Activity |
Carry on the forum post about exporting and reloading fastai ResNet learners, picking up after its final sentence.

Bonjour Pierre. Thanks for your answer but my model was saved with learner.export()
.
Let me explain the followed steps:
-
My environment:
python : 3.6.8
fastai : 1.0.42
fastprogress : 0.1.18
torch : 1.0.0
torch cuda : 9.0 / is available
torch cudnn : 7005 / is enabled
platform : Windows-10 -
I created resnet34, resnet50, resnet101 and resnet152 learners (xxxx.pkl files) through
learner.export()
(code in my jupyter notebook “Pretrained ImageNet Classifier with fastai v1”).
The sizes of theses pkl files are: 85Mo (resnet34), 97.8Mo (resnet50), 170Mo (resnet50), 230Mo (resnet152). -
I tested my 4 learners by loading them in the same notebook with
load_learner()
and then got predictions withlearn.predict()

Data extracts |
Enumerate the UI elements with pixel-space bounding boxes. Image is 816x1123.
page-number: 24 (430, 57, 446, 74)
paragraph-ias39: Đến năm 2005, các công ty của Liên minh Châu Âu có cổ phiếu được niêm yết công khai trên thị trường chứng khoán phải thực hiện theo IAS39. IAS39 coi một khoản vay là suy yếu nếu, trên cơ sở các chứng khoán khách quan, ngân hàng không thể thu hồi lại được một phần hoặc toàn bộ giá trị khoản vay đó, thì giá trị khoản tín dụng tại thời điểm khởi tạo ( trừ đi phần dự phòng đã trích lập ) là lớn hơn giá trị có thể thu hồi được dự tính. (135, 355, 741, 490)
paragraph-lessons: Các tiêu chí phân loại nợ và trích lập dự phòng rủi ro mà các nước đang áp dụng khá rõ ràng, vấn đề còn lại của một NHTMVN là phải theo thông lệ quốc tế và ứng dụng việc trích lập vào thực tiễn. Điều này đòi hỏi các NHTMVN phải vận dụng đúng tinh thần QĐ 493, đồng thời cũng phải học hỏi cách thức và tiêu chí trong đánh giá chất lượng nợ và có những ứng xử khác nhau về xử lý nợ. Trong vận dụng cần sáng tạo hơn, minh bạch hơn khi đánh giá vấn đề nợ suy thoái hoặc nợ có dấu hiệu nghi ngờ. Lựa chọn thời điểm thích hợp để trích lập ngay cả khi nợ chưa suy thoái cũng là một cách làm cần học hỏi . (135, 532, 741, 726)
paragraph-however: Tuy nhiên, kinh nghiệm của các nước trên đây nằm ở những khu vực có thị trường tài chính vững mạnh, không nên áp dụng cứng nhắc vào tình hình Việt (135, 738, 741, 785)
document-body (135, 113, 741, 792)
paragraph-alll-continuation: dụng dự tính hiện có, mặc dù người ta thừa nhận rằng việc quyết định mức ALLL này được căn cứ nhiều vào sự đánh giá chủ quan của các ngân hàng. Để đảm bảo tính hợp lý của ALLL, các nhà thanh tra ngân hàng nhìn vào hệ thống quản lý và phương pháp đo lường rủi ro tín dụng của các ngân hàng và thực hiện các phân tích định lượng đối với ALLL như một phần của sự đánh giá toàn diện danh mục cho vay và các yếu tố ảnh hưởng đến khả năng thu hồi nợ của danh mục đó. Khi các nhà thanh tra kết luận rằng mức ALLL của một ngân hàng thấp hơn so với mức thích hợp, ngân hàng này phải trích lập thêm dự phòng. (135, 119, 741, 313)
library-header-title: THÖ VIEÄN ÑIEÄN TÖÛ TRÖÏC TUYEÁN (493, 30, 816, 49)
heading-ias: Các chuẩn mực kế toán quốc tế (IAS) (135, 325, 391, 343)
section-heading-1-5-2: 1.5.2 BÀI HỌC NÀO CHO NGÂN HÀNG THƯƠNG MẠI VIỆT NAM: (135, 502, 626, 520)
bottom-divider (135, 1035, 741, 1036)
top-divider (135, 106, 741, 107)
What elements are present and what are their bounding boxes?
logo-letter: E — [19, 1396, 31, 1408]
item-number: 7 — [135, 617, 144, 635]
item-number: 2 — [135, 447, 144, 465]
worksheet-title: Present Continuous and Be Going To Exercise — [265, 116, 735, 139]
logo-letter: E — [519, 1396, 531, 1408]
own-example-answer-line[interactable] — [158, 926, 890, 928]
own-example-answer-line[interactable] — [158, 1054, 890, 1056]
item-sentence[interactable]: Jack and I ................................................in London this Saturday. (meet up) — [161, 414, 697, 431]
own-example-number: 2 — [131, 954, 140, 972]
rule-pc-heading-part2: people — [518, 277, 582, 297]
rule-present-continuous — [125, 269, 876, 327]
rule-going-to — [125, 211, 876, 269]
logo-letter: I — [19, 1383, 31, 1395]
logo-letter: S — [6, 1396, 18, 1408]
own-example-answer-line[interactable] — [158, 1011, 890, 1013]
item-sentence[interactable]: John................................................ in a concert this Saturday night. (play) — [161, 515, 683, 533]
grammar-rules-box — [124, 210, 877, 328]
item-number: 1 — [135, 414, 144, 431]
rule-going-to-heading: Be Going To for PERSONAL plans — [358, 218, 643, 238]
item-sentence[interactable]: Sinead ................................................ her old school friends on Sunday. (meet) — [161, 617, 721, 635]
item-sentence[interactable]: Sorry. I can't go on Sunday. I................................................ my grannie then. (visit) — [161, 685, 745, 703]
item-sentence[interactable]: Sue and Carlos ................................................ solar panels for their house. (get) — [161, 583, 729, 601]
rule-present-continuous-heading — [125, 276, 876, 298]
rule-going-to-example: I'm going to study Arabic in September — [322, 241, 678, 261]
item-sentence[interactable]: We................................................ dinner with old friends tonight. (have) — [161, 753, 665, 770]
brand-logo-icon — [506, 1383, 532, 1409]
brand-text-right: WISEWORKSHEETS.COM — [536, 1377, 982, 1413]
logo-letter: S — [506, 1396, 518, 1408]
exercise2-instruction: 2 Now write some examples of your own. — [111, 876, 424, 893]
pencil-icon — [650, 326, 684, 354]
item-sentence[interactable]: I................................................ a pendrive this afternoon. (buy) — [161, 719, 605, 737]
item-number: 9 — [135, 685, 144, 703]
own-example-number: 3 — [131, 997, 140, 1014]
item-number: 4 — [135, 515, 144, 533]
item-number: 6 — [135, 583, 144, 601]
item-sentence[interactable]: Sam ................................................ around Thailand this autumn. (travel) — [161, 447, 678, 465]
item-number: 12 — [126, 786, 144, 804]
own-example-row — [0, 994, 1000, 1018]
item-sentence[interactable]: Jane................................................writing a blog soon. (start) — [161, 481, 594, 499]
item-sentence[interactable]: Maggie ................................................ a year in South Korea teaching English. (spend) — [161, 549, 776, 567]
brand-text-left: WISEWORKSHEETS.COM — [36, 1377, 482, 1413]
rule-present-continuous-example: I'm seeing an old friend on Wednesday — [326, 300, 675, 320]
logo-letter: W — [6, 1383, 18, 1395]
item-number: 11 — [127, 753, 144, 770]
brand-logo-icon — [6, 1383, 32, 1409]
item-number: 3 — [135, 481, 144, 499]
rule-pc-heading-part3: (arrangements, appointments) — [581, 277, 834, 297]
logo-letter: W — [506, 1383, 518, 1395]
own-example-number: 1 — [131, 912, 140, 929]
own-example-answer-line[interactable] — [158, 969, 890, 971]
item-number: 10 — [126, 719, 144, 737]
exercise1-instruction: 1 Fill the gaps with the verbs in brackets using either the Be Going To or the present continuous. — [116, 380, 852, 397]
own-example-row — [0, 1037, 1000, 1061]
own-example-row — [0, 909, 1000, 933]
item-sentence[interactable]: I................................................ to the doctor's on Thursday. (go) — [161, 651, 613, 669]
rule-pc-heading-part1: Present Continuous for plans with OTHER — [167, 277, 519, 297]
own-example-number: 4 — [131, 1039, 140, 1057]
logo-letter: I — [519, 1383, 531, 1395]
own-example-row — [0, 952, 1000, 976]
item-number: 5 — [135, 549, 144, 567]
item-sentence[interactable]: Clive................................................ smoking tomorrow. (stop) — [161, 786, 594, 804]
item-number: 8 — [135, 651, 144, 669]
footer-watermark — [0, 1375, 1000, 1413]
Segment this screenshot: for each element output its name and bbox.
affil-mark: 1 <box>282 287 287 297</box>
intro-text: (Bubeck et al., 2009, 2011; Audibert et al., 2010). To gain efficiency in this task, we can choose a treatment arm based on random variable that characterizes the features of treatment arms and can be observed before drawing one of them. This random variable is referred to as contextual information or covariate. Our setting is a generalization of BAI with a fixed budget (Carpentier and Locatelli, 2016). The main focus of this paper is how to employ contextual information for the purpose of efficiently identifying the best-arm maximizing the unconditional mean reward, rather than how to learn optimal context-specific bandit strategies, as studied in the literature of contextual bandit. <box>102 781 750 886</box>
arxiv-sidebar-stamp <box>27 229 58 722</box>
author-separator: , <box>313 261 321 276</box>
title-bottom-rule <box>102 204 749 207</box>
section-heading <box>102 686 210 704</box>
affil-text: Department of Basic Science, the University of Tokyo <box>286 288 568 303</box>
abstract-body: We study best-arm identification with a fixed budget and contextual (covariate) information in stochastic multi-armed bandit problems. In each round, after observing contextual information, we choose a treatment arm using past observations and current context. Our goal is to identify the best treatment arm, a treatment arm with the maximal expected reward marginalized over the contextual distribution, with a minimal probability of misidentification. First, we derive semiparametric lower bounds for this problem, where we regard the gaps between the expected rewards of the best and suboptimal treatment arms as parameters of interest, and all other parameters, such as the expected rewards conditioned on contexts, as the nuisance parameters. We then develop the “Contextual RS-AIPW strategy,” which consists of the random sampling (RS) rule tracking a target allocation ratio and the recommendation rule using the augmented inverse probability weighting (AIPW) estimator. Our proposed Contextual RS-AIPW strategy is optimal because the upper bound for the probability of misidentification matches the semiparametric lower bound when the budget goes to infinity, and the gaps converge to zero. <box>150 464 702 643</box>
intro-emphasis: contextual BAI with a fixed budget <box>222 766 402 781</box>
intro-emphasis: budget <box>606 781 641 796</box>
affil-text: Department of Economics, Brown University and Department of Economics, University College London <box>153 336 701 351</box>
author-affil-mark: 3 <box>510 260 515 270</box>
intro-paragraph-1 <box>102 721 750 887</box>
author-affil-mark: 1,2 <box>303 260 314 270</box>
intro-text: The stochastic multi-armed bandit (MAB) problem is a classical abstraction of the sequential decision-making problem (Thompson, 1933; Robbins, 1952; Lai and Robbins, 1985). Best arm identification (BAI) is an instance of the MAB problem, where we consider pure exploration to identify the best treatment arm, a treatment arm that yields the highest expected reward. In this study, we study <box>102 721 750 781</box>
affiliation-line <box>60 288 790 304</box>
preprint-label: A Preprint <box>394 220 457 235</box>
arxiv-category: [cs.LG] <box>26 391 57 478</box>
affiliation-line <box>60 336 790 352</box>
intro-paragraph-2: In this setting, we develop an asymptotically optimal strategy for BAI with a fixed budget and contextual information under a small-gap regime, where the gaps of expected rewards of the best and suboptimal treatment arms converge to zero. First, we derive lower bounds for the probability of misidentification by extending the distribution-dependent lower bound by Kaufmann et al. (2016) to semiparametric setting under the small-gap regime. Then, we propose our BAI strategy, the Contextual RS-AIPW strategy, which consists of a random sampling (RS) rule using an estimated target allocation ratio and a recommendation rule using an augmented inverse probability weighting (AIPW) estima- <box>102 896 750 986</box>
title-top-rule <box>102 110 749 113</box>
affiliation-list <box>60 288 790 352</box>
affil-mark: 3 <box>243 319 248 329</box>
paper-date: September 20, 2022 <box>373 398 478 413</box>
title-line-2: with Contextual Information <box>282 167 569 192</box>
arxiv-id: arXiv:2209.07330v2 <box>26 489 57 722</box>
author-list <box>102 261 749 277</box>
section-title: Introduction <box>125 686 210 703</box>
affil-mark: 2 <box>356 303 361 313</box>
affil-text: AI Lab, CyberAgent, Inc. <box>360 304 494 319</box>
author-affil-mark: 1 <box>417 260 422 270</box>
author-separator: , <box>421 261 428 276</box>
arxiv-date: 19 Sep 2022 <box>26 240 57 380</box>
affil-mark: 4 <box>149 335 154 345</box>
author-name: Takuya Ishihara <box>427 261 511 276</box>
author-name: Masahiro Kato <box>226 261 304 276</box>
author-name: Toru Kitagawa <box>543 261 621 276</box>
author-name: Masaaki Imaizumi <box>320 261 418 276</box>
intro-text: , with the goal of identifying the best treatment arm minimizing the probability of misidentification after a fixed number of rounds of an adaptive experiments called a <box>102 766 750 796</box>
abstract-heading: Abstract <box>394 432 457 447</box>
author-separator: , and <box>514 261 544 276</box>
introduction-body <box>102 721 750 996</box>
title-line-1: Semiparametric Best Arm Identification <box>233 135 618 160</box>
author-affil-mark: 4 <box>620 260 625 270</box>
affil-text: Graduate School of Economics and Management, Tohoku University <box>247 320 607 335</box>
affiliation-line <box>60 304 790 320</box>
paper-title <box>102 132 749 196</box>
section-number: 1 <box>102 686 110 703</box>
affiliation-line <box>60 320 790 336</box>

Reply to the exercise |
. Everything worked fine. -
I installed locally the
starlette server
in my fastai environment (1.0.42). -
I tested locally my 4 resnet learners in a Web app (using the last version of render Web App) launched with
python app/server.py serve
. The Web app worked well with 3 resnet learners: resnet34, resnet50 and resnet152 but not for resnet101 (see error in code below). -
I deployed one by one the same Web app for each of my 4 learners on Render.com Web service (following the render online procedure) and then, only 2 resnet learners did work: resnet34 and resnet50. For resnet101 and resnet152, I’ve got the same error in the render terminal as for resnet101 on my computer terminal.
Because of the working differences between my local jupyter notebook, my local Web app and the Web app on render.com, it is complicated to understand the problem. Any idea to solve my issue?
(fastai_v1) (...)>python app/server.py serve
Traceback (most recent call last):
File "app/server.py", line 56, in <module>
learn = loop.run_until_complete(asyncio.gather(*tasks))[0]
File "(...)\Anaconda3\envs\fastai_v1\lib\asyncio\base_events.py", line 484, in run_until_complete
return future.result()
File "app/server.py", line 44, in setup_learner
learn = load_learner(path, export_file_name)
File "(...)\Anaconda3\envs\fastai_v1\lib\site-packages\fastai\basic_train.py", line 469, in load_learner
state = torch.load(open(Path(path)/fname, 'rb'))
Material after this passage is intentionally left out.